-- start Data records --

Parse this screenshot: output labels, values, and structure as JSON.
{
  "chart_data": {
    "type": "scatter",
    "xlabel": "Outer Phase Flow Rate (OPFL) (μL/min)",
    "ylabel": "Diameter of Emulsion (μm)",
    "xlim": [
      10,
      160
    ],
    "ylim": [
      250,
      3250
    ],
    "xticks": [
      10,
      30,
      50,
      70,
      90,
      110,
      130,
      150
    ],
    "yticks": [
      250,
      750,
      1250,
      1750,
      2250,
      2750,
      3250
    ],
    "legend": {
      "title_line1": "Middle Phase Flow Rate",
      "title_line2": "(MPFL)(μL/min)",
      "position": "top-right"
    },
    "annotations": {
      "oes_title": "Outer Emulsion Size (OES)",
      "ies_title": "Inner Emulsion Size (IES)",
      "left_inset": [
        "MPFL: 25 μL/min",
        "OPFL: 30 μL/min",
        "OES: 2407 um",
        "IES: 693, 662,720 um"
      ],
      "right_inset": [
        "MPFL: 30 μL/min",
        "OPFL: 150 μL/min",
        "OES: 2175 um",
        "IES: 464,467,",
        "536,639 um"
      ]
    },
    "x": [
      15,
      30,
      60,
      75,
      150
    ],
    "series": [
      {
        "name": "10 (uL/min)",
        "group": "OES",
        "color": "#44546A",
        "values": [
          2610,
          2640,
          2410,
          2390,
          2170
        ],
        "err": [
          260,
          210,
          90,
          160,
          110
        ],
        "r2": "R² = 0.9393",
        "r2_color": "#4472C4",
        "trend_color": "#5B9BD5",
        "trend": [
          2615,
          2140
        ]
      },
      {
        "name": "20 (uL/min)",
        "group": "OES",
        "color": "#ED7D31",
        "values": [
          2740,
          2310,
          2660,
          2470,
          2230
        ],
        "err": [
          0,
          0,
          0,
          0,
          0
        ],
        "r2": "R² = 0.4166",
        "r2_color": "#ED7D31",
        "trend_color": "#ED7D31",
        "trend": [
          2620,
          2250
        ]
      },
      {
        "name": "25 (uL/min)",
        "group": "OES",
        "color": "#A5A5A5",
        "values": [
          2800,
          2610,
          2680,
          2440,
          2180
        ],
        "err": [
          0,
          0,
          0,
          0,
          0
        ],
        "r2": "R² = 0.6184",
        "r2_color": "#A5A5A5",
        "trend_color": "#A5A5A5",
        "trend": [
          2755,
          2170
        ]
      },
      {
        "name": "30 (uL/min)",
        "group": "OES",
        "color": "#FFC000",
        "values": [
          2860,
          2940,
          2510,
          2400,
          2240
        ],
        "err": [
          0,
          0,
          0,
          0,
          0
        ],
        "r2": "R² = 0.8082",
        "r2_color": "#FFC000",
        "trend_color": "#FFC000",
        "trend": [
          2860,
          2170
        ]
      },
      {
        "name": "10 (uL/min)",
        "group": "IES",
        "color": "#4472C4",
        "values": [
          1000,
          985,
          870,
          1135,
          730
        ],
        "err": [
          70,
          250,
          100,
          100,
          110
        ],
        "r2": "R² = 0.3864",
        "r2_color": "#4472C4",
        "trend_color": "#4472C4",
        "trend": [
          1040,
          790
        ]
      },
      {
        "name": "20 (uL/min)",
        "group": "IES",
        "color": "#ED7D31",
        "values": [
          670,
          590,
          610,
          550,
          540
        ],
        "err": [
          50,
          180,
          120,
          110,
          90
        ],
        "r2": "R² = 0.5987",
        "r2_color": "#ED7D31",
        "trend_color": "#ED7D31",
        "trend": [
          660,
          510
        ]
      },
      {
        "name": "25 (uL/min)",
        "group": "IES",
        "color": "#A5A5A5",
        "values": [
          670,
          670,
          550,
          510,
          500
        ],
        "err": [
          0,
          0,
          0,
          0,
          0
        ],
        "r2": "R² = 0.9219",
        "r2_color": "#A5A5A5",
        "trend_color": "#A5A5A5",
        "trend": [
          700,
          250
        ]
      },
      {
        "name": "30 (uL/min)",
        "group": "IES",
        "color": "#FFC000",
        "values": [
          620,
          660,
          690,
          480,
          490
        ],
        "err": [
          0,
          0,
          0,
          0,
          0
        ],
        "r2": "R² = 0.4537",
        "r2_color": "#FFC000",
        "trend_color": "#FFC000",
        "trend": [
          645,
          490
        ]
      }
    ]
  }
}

-- end Data records --

■ **Task prompt**
From the entries above, list each line with "Size" in it.

■ **Solution to this exercise**
      "oes_title": "Outer Emulsion Size (OES)",
      "ies_title": "Inner Emulsion Size (IES)",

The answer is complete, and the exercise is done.